Every line that contains the word "zmienne" should be copied.

§ §

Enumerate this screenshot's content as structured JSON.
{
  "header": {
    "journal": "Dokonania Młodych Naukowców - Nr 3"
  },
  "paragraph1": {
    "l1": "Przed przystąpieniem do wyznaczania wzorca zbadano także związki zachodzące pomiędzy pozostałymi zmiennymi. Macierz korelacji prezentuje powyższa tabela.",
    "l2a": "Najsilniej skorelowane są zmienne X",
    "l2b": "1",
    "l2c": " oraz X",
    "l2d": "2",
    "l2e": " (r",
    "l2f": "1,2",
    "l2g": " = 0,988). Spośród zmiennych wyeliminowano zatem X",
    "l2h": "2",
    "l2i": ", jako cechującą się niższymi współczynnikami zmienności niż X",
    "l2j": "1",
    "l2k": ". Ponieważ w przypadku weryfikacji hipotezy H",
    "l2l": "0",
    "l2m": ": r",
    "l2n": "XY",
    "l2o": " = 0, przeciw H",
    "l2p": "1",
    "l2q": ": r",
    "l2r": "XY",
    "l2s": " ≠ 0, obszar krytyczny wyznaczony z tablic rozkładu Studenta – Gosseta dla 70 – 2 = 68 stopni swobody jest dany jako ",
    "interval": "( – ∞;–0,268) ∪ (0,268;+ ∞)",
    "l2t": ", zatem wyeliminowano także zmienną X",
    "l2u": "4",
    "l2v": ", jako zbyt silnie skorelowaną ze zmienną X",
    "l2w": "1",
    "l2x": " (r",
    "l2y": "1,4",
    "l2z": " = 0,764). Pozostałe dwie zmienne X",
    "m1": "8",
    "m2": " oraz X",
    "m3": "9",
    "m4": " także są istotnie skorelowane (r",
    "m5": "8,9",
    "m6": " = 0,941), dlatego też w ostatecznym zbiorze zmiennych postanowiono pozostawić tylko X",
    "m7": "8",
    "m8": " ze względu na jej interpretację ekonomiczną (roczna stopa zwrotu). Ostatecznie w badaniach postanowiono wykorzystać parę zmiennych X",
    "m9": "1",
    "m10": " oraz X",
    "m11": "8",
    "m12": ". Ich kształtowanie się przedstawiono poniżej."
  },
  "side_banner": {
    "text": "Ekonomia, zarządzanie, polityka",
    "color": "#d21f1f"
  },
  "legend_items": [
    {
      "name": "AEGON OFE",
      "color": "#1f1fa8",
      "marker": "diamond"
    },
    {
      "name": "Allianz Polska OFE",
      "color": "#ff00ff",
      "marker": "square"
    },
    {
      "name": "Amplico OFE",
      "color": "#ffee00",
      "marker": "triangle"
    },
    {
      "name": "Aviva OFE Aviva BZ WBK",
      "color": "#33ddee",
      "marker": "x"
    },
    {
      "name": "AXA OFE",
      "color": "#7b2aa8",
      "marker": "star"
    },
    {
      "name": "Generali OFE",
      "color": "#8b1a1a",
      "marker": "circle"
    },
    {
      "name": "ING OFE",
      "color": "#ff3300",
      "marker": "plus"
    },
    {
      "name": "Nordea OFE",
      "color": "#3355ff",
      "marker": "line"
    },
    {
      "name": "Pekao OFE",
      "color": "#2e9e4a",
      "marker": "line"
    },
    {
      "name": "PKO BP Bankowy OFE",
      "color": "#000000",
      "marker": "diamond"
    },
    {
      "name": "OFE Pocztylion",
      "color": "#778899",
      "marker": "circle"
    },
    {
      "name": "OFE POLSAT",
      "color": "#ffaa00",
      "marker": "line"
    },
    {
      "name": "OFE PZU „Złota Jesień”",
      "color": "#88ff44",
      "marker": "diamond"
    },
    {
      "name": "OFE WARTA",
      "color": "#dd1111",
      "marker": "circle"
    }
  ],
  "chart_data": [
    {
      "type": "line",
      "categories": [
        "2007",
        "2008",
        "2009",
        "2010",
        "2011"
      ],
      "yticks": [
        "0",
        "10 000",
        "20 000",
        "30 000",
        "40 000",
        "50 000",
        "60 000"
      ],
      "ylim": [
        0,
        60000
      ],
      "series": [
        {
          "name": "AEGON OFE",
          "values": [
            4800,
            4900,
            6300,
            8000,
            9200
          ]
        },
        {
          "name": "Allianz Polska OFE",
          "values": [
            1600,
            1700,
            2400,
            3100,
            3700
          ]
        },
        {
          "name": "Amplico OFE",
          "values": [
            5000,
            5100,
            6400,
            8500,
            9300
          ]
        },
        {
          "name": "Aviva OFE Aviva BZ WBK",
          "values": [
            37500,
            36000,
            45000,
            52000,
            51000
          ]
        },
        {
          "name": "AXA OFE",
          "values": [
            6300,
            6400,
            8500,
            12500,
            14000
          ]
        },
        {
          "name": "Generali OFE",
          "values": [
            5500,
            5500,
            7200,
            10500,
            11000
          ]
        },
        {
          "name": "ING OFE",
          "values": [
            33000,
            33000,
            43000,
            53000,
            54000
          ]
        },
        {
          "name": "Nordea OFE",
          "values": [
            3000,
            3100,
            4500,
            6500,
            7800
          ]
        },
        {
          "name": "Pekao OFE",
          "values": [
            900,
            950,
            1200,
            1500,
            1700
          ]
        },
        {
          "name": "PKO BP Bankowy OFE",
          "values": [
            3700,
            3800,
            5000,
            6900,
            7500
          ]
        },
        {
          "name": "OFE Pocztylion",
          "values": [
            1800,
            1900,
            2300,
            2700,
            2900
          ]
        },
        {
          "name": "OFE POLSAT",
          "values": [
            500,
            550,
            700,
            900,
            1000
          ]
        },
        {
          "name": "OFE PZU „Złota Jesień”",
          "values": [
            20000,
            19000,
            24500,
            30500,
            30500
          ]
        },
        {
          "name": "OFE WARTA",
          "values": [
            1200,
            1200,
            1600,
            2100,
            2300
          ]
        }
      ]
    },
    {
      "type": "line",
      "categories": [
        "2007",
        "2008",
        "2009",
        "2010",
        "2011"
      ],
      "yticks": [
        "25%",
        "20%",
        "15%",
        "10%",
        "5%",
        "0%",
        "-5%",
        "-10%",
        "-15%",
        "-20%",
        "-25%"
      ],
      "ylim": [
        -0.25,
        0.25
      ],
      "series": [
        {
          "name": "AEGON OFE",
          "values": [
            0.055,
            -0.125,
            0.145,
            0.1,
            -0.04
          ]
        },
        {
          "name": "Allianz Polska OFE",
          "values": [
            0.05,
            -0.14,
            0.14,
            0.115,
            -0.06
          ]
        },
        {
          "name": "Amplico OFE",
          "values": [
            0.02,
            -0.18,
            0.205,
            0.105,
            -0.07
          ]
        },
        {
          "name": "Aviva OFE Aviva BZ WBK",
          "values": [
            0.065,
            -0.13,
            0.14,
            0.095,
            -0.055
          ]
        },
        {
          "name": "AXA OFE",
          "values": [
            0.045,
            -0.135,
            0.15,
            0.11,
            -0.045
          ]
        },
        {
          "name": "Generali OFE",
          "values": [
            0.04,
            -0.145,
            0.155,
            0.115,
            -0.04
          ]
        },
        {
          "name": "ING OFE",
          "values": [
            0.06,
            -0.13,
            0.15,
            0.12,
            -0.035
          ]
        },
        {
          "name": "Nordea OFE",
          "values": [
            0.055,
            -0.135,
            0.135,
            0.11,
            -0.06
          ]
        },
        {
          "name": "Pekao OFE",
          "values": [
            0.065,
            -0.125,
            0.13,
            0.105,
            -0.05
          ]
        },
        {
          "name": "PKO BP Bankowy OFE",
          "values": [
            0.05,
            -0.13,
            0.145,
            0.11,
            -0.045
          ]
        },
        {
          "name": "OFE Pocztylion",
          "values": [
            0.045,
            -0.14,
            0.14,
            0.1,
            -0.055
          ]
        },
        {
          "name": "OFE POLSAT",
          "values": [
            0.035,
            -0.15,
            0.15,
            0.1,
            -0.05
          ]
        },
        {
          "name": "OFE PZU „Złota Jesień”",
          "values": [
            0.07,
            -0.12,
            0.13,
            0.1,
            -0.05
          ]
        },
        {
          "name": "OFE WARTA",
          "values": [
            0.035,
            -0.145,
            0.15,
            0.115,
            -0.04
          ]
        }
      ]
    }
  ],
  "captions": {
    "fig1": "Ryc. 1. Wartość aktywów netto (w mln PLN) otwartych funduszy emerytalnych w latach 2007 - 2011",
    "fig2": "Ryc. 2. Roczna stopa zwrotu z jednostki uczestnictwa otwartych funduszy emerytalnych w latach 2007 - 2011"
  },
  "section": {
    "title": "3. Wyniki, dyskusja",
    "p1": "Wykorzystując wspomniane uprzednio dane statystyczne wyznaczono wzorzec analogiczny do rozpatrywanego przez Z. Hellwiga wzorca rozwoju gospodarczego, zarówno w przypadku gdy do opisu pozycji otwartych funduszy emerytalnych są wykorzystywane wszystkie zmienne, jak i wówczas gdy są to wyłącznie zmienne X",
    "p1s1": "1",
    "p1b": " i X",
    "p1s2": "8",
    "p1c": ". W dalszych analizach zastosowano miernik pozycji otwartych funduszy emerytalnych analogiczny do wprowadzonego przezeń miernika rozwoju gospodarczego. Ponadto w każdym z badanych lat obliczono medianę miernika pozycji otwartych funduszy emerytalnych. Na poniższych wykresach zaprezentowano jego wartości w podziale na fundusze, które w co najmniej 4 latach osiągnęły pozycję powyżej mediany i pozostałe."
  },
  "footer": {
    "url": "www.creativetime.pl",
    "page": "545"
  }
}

§ §

FINISHED EXERCISE
    "l2a": "Najsilniej skorelowane są zmienne X",
    "l2z": " = 0,764). Pozostałe dwie zmienne X",
    "p1": "Wykorzystując wspomniane uprzednio dane statystyczne wyznaczono wzorzec analogiczny do rozpatrywanego przez Z. Hellwiga wzorca rozwoju gospodarczego, zarówno w przypadku gdy do opisu pozycji otwartych funduszy emerytalnych są wykorzystywane wszystkie zmienne, jak i wówczas gdy są to wyłącznie zmienne X",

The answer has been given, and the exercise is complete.